(WHAT IS EXPECTED):
Below are some entries. Copy each line that holds the string "حوزه".

━━━ EXTRACTED DATA ━━━

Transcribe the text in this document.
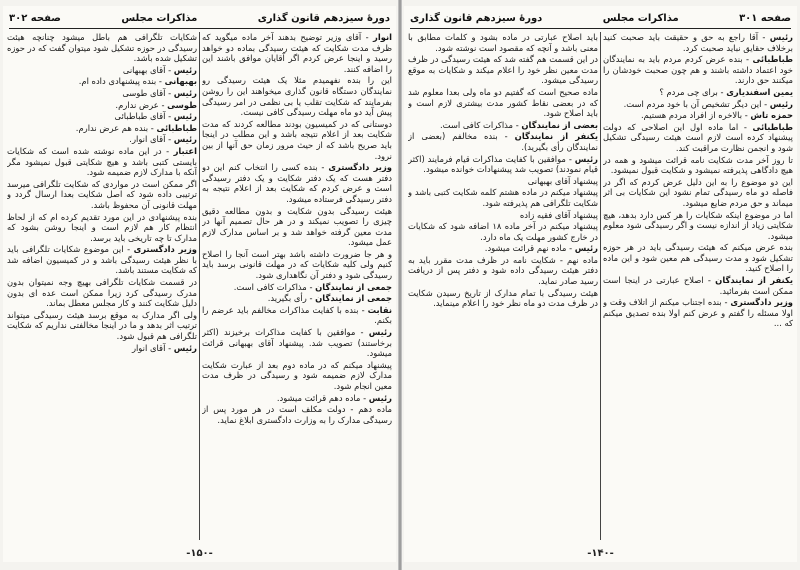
دورهٔ سیزدهم قانون گذاری
مذاکرات مجلس
صفحه ۳۰۲

انوار - آقای وزیر توضیح بدهند آخر ماده میگوید که ظرف مدت شکایت که هیئت رسیدگی بماده دو خواهد رسید و اینجا عرض کردم اگر آقایان موافق باشند این را اضافه کنند.

این را بنده نفهمیدم مثلا یک هیئت رسیدگی رو نمایندگان دستگاه قانون گذاری میخواهند این را روشن بفرمایند که شکایت تقلب یا بی نظمی در امر رسیدگی پیش آید دو ماه مهلت رسیدگی کافی نیست.

دوستانی که در کمیسیون بودند مطالعه کردند که مدت شکایت بعد از اعلام نتیجه باشد و این مطلب در اینجا باید صریح باشد که از حیث مرور زمان حق آنها از بین نرود.

وزیر دادگستری - بنده کسی را انتخاب کنم این دو دفتر هست که یک دفتر شکایت و یک دفتر رسیدگی است و عرض کردم که شکایت بعد از اعلام نتیجه به دفتر رسیدگی فرستاده میشود.

هیئت رسیدگی بدون شکایت و بدون مطالعه دقیق چیزی را تصویب نمیکند و در هر حال تصمیم آنها در مدت معین گرفته خواهد شد و بر اساس مدارک لازم عمل میشود.

و هر جا ضرورت داشته باشد بهتر است آنجا را اصلاح کنیم ولی کلیه شکایات که در مهلت قانونی برسد باید رسیدگی شود و دفتر آن نگاهداری شود.

جمعی از نمایندگان - مذاکرات کافی است.

جمعی از نمایندگان - رأی بگیرید.

نقابت - بنده با کفایت مذاکرات مخالفم باید عرضم را بکنم.

رئیس - موافقین با کفایت مذاکرات برخیزند (اکثر برخاستند) تصویب شد. پیشنهاد آقای بهبهانی قرائت میشود.

پیشنهاد میکنم که در ماده دوم بعد از عبارت شکایت مدارک لازم ضمیمه شود و رسیدگی در ظرف مدت معین انجام شود.

رئیس - ماده دهم قرائت میشود.

ماده دهم - دولت مکلف است در هر مورد پس از رسیدگی مدارک را به وزارت دادگستری ابلاغ نماید.

شکایات تلگرافی هم باطل میشود چنانچه هیئت رسیدگی در حوزه تشکیل شود میتوان گفت که در حوزه تشکیل شده باشد.

رئیس - آقای بهبهانی

بهبهانی - بنده پیشنهادی داده ام.

رئیس - آقای طوسی

طوسی - عرض ندارم.

رئیس - آقای طباطبائی

طباطبائی - بنده هم عرض ندارم.

رئیس - آقای انوار.

اعتبار - در این ماده نوشته شده است که شکایات بایستی کتبی باشد و هیچ شکایتی قبول نمیشود مگر آنکه با مدارک لازم ضمیمه شود.

اگر ممکن است در مواردی که شکایت تلگرافی میرسد ترتیبی داده شود که اصل شکایت بعدا ارسال گردد و مهلت قانونی آن محفوظ باشد.

بنده پیشنهادی در این مورد تقدیم کرده ام که از لحاظ انتظام کار هم لازم است و اینجا روشن بشود که مدارک تا چه تاریخی باید برسد.

وزیر دادگستری - این موضوع شکایات تلگرافی باید با نظر هیئت رسیدگی باشد و در کمیسیون اضافه شد که شکایت مستند باشد.

در قسمت شکایات تلگرافی بهیچ وجه نمیتوان بدون مدرک رسیدگی کرد زیرا ممکن است عده ای بدون دلیل شکایت کنند و کار مجلس معطل بماند.

ولی اگر مدارک به موقع برسد هیئت رسیدگی میتواند ترتیب اثر بدهد و ما در اینجا مخالفتی نداریم که شکایت تلگرافی هم قبول شود.

رئیس - آقای انوار

-۱۵۰-
صفحه ۳۰۱
مذاکرات مجلس
دورهٔ سیزدهم قانون گذاری

رئیس - آقا راجع به حق و حقیقت باید صحبت کنید برخلاف حقایق نباید صحبت کرد.

طباطبائی - بنده عرض کردم مردم باید به نمایندگان خود اعتماد داشته باشند و هم چون صحبت خودشان را میکنند حق دارند.

یمین اسفندیاری - برای چی مردم ؟

رئیس - این دیگر تشخیص آن با خود مردم است.

حمزه تاش - بالاخره از افراد مردم هستیم.

طباطبائی - اما ماده اول این اصلاحی که دولت پیشنهاد کرده است لازم است هیئت رسیدگی تشکیل شود و انجمن نظارت مراقبت کند.

تا روز آخر مدت شکایت نامه قرائت میشود و همه در هیچ دادگاهی پذیرفته نمیشود و شکایت قبول نمیشود.

این دو موضوع را به این دلیل عرض کردم که اگر در فاصله دو ماه رسیدگی تمام نشود این شکایات بی اثر میماند و حق مردم ضایع میشود.

اما در موضوع اینکه شکایات را هر کس دارد بدهد، هیچ شکایتی زیاد از اندازه نیست و اگر رسیدگی شود معلوم میشود.

بنده عرض میکنم که هیئت رسیدگی باید در هر حوزه تشکیل شود و مدت رسیدگی هم معین شود و این ماده را اصلاح کنید.

یکنفر از نمایندگان - اصلاح عبارتی در اینجا است ممکن است بفرمائید.

وزیر دادگستری - بنده اجتناب میکنم از اتلاف وقت و اولا مسئله را گفتم و عرض کنم اولا بنده تصدیق میکنم که ...

باید اصلاح عبارتی در ماده بشود و کلمات مطابق با معنی باشد و آنچه که مقصود است نوشته شود.

در این قسمت هم گفته شد که هیئت رسیدگی در ظرف مدت معین نظر خود را اعلام میکند و شکایات به موقع رسیدگی میشود.

ماده صحیح است که گفتیم دو ماه ولی بعدا معلوم شد که در بعضی نقاط کشور مدت بیشتری لازم است و باید اصلاح شود.

بعضی از نمایندگان - مذاکرات کافی است.

یکنفر از نمایندگان - بنده مخالفم (بعضی از نمایندگان رأی بگیرید).

رئیس - موافقین با کفایت مذاکرات قیام فرمایند (اکثر قیام نمودند) تصویب شد پیشنهادات خوانده میشود.

پیشنهاد آقای بهبهانی

پیشنهاد میکنم در ماده هشتم کلمه شکایت کتبی باشد و شکایت تلگرافی هم پذیرفته شود.

پیشنهاد آقای فقیه زاده

پیشنهاد میکنم در آخر ماده ۱۸ اضافه شود که شکایات در خارج کشور مهلت یک ماه دارد.

رئیس - ماده نهم قرائت میشود.

ماده نهم - شکایت نامه در ظرف مدت مقرر باید به دفتر هیئت رسیدگی داده شود و دفتر پس از دریافت رسید صادر نماید.

هیئت رسیدگی با تمام مدارک از تاریخ رسیدن شکایت در ظرف مدت دو ماه نظر خود را اعلام مینماید.

-۱۴۰-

━━━

(SOLUTION FOR THIS TASK):
شکایات تلگرافی هم باطل میشود چنانچه هیئت رسیدگی در حوزه تشکیل شود میتوان گفت که در حوزه تشکیل شده باشد.
بنده عرض میکنم که هیئت رسیدگی باید در هر حوزه تشکیل شود و مدت رسیدگی هم معین شود و این ماده را اصلاح کنید.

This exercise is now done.